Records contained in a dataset
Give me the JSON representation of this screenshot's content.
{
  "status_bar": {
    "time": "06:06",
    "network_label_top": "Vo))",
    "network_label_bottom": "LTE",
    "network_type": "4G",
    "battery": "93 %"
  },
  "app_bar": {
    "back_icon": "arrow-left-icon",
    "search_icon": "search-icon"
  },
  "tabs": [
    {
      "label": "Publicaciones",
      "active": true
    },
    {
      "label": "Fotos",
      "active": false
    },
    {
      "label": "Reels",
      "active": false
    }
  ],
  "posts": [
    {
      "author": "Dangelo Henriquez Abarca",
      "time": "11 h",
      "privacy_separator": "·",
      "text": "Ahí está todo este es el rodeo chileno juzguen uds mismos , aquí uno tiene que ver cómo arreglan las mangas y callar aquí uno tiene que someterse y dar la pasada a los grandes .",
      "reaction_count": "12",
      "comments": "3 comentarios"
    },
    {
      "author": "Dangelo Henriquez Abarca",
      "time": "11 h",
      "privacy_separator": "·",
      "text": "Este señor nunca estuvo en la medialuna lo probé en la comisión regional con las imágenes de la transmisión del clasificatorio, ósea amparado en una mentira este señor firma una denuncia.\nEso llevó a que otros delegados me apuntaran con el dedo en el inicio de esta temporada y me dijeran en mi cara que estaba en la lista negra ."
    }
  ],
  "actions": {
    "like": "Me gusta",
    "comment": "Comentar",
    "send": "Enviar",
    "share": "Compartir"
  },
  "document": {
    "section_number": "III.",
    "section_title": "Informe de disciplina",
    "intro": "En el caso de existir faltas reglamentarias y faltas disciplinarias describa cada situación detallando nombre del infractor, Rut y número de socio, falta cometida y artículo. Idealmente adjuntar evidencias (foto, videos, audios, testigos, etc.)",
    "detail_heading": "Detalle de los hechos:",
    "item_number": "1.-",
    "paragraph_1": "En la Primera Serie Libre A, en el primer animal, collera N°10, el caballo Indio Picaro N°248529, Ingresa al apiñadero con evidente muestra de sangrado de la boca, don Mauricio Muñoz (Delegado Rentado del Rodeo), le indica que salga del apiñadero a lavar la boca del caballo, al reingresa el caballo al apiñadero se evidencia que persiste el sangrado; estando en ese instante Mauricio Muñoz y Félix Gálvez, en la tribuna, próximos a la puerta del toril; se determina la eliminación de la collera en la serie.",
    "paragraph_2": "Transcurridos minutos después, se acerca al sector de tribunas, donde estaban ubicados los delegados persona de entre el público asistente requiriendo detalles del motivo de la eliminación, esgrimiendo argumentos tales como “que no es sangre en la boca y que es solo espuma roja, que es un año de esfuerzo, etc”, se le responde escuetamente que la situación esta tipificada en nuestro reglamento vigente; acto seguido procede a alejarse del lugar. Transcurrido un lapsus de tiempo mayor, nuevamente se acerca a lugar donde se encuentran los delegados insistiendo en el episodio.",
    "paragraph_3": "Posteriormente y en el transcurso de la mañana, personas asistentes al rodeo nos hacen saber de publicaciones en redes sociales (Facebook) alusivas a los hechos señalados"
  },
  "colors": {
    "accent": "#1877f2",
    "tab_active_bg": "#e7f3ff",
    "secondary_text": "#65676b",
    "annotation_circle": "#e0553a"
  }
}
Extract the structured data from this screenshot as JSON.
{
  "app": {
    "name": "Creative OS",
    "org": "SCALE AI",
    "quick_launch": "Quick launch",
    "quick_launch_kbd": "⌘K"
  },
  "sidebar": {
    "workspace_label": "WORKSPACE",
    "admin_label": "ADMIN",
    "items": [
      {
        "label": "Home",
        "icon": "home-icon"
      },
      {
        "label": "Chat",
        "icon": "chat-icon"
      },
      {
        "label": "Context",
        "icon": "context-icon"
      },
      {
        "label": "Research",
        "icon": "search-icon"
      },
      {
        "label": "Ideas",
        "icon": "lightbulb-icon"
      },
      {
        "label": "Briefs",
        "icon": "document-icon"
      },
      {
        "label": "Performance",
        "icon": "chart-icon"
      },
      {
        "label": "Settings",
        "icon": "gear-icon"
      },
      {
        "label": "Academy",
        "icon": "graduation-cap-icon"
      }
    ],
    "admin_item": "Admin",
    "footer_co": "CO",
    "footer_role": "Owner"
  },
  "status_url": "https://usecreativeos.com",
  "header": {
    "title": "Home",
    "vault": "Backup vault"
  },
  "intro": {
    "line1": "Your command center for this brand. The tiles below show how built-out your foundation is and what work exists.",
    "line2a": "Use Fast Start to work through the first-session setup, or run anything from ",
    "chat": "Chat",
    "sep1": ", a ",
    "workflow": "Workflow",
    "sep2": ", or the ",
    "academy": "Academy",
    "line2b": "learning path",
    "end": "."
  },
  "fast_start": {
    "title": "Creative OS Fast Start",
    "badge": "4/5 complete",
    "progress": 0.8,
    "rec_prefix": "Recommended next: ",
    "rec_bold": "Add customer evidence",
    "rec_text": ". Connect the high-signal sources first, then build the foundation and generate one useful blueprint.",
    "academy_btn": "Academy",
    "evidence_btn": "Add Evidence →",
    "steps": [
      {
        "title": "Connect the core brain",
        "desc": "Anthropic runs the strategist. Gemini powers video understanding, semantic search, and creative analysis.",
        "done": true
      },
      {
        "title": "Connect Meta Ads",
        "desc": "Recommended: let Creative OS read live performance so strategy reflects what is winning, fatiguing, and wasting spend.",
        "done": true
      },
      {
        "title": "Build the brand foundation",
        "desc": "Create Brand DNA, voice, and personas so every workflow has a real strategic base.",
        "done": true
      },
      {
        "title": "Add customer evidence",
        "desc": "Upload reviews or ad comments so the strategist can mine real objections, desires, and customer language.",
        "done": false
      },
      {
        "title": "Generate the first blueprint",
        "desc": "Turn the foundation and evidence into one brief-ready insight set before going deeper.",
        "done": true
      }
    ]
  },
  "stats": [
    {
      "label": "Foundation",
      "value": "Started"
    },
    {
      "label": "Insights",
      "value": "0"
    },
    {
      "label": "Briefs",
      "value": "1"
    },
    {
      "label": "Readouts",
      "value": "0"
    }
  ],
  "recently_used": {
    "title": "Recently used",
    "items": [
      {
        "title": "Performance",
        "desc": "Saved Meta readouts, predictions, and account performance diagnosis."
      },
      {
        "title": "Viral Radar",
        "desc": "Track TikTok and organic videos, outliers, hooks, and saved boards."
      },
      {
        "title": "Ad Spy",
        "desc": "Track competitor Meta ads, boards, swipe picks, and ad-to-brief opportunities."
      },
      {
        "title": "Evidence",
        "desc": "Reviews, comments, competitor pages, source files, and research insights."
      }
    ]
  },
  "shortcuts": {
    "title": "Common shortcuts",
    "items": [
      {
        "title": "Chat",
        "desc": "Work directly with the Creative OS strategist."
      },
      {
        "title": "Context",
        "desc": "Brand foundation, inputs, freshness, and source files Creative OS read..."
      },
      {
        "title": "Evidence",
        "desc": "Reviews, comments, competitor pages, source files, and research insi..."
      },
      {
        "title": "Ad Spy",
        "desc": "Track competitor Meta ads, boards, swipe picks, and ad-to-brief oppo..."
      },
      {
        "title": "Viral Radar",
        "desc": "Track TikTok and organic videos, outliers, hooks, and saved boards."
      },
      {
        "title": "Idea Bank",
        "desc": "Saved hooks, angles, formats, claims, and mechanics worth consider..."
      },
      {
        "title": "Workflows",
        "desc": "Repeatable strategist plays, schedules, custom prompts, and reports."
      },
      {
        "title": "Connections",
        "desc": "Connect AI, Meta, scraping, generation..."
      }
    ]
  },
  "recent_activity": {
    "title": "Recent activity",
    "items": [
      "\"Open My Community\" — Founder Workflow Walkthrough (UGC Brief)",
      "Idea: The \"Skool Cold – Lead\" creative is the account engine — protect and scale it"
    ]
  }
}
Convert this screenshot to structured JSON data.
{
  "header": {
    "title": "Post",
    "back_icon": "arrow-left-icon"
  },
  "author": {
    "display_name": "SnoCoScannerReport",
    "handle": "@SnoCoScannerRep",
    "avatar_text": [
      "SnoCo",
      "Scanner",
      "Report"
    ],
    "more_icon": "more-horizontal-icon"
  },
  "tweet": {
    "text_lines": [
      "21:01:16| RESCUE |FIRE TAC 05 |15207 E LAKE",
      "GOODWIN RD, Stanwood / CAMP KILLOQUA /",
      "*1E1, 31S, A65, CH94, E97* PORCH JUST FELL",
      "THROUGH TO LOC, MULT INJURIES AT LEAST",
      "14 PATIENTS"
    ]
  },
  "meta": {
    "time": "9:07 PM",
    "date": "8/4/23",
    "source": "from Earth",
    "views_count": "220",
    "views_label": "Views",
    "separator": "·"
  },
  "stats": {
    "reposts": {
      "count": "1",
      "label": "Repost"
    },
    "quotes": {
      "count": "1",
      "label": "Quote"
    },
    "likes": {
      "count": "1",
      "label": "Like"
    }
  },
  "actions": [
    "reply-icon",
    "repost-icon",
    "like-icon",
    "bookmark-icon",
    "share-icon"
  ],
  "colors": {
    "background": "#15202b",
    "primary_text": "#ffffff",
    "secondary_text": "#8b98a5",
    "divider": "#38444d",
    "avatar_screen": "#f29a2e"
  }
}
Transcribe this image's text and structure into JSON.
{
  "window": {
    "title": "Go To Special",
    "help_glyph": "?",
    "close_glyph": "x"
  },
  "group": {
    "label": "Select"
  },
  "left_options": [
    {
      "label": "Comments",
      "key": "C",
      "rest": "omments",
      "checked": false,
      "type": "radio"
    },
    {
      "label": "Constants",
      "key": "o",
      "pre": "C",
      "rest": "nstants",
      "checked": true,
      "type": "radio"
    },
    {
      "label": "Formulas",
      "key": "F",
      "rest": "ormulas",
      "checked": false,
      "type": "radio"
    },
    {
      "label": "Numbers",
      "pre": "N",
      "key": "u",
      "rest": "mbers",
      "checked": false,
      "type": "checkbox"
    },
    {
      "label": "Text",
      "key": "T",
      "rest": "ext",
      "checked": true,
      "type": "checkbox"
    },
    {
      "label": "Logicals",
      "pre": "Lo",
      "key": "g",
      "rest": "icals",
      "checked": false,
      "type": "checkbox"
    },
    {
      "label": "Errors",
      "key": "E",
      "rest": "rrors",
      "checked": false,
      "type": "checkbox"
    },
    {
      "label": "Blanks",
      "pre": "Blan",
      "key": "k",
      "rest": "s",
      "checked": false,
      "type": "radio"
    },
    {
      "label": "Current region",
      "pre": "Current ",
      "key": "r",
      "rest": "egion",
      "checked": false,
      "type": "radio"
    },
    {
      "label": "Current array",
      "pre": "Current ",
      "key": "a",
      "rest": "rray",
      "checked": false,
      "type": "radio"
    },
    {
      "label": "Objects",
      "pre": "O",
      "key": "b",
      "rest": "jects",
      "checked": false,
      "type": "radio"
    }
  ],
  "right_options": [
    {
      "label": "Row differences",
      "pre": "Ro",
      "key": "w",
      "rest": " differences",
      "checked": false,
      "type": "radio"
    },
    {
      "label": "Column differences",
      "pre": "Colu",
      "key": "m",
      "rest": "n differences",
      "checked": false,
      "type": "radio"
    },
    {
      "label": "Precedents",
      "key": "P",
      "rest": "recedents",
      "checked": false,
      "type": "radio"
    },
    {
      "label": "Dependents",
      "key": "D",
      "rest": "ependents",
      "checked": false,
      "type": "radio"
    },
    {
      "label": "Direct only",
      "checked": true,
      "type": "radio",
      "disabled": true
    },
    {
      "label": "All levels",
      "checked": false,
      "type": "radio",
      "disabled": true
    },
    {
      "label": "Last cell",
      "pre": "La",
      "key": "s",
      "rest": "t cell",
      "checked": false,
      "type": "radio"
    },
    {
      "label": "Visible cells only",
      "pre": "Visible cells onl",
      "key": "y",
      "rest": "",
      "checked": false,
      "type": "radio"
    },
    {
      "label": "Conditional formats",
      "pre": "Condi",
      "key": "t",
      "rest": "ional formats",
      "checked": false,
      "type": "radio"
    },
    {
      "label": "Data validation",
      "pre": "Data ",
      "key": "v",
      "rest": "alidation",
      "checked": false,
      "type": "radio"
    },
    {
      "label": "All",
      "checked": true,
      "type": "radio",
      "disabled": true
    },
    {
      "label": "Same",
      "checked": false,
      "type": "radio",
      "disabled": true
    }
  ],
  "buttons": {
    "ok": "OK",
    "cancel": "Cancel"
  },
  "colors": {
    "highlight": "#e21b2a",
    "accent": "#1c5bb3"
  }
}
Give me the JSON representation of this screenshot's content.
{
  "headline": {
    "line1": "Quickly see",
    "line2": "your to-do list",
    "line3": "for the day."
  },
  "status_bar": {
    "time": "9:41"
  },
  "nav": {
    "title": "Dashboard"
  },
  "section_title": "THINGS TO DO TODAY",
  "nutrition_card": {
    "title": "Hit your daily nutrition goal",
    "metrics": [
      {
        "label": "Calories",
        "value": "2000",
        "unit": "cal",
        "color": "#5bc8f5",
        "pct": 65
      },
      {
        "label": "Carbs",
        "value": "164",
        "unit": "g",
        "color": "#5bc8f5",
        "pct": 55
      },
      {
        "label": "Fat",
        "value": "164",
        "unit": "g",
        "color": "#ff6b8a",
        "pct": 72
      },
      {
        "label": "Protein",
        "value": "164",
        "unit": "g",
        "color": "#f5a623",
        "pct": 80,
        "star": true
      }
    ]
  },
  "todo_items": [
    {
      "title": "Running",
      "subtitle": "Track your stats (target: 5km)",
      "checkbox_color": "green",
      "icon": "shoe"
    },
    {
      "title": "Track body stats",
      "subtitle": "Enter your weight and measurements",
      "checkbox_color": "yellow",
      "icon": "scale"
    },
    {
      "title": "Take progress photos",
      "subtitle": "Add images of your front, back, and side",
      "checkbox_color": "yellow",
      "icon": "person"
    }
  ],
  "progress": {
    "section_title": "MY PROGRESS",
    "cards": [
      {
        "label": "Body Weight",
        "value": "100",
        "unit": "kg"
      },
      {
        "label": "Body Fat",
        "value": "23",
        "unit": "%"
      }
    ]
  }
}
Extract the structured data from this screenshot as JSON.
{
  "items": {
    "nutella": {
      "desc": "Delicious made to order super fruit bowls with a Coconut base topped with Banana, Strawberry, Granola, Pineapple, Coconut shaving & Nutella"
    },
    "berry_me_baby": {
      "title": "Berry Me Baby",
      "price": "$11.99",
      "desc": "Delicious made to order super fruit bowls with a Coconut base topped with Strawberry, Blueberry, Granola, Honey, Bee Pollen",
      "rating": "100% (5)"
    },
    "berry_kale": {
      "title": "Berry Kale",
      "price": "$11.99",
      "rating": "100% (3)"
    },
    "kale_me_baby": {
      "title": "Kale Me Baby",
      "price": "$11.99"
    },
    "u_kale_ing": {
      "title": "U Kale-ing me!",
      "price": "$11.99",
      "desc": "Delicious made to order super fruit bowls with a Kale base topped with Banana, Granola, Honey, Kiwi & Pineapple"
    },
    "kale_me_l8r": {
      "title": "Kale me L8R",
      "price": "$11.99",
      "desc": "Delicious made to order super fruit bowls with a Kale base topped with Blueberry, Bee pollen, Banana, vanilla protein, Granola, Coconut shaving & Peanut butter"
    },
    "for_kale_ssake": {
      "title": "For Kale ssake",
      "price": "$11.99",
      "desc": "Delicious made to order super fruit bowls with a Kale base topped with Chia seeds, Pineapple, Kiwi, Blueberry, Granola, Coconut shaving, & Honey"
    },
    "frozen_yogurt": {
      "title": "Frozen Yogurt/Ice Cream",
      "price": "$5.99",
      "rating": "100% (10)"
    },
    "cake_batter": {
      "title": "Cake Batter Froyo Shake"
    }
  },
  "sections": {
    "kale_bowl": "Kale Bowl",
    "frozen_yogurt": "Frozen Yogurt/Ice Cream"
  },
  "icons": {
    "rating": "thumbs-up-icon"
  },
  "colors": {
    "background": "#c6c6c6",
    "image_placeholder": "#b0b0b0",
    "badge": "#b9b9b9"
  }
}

» What to produce:
Go through the entries above and say how many lines include the word "account". Give the number only.

» Expected output:
2